### [Data entries]
*-*-*

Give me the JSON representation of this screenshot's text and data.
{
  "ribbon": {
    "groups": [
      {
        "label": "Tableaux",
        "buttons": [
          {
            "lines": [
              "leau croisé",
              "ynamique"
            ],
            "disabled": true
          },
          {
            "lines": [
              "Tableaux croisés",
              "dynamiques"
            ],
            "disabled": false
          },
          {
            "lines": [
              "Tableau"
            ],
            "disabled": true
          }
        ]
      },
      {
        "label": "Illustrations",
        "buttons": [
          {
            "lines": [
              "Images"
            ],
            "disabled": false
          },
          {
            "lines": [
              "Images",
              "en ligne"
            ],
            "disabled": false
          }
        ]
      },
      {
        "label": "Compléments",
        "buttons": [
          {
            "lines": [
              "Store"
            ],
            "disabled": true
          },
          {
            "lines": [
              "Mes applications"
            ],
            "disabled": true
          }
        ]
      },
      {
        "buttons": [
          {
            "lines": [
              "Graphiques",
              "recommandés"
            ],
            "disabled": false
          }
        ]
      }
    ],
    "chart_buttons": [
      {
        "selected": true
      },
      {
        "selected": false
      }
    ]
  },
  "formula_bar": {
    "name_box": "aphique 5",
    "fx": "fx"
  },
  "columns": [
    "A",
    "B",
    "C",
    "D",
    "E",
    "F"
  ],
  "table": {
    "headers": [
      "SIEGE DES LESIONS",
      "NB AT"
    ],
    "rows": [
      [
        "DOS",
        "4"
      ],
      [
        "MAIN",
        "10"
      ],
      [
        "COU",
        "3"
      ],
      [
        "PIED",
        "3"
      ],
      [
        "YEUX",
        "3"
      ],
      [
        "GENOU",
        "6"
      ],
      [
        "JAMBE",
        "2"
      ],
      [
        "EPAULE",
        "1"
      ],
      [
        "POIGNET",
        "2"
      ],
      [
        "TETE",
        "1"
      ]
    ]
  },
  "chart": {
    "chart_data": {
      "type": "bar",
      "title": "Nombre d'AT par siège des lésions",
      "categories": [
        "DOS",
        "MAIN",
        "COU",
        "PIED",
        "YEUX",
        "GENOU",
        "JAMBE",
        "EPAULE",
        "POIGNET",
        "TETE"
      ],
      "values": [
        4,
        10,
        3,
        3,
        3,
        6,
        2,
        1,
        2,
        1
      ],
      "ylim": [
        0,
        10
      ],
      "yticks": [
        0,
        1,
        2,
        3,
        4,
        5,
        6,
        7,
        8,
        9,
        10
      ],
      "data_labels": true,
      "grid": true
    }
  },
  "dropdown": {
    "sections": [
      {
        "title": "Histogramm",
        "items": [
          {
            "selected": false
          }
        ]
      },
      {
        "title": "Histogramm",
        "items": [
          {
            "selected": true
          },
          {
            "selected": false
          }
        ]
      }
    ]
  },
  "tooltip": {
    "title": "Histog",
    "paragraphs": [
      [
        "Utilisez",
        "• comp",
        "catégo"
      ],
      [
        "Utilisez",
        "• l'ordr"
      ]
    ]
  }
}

*-*-*

### [Job]
Nothing should be left out: return all of the records exactly.

### [Task result]
Give me the JSON representation of this screenshot's text and data.
{
  "ribbon": {
    "groups": [
      {
        "label": "Tableaux",
        "buttons": [
          {
            "lines": [
              "leau croisé",
              "ynamique"
            ],
            "disabled": true
          },
          {
            "lines": [
              "Tableaux croisés",
              "dynamiques"
            ],
            "disabled": false
          },
          {
            "lines": [
              "Tableau"
            ],
            "disabled": true
          }
        ]
      },
      {
        "label": "Illustrations",
        "buttons": [
          {
            "lines": [
              "Images"
            ],
            "disabled": false
          },
          {
            "lines": [
              "Images",
              "en ligne"
            ],
            "disabled": false
          }
        ]
      },
      {
        "label": "Compléments",
        "buttons": [
          {
            "lines": [
              "Store"
            ],
            "disabled": true
          },
          {
            "lines": [
              "Mes applications"
            ],
            "disabled": true
          }
        ]
      },
      {
        "buttons": [
          {
            "lines": [
              "Graphiques",
              "recommandés"
            ],
            "disabled": false
          }
        ]
      }
    ],
    "chart_buttons": [
      {
        "selected": true
      },
      {
        "selected": false
      }
    ]
  },
  "formula_bar": {
    "name_box": "aphique 5",
    "fx": "fx"
  },
  "columns": [
    "A",
    "B",
    "C",
    "D",
    "E",
    "F"
  ],
  "table": {
    "headers": [
      "SIEGE DES LESIONS",
      "NB AT"
    ],
    "rows": [
      [
        "DOS",
        "4"
      ],
      [
        "MAIN",
        "10"
      ],
      [
        "COU",
        "3"
      ],
      [
        "PIED",
        "3"
      ],
      [
        "YEUX",
        "3"
      ],
      [
        "GENOU",
        "6"
      ],
      [
        "JAMBE",
        "2"
      ],
      [
        "EPAULE",
        "1"
      ],
      [
        "POIGNET",
        "2"
      ],
      [
        "TETE",
        "1"
      ]
    ]
  },
  "chart": {
    "chart_data": {
      "type": "bar",
      "title": "Nombre d'AT par siège des lésions",
      "categories": [
        "DOS",
        "MAIN",
        "COU",
        "PIED",
        "YEUX",
        "GENOU",
        "JAMBE",
        "EPAULE",
        "POIGNET",
        "TETE"
      ],
      "values": [
        4,
        10,
        3,
        3,
        3,
        6,
        2,
        1,
        2,
        1
      ],
      "ylim": [
        0,
        10
      ],
      "yticks": [
        0,
        1,
        2,
        3,
        4,
        5,
        6,
        7,
        8,
        9,
        10
      ],
      "data_labels": true,
      "grid": true
    }
  },
  "dropdown": {
    "sections": [
      {
        "title": "Histogramm",
        "items": [
          {
            "selected": false
          }
        ]
      },
      {
        "title": "Histogramm",
        "items": [
          {
            "selected": true
          },
          {
            "selected": false
          }
        ]
      }
    ]
  },
  "tooltip": {
    "title": "Histog",
    "paragraphs": [
      [
        "Utilisez",
        "• comp",
        "catégo"
      ],
      [
        "Utilisez",
        "• l'ordr"
      ]
    ]
  }
}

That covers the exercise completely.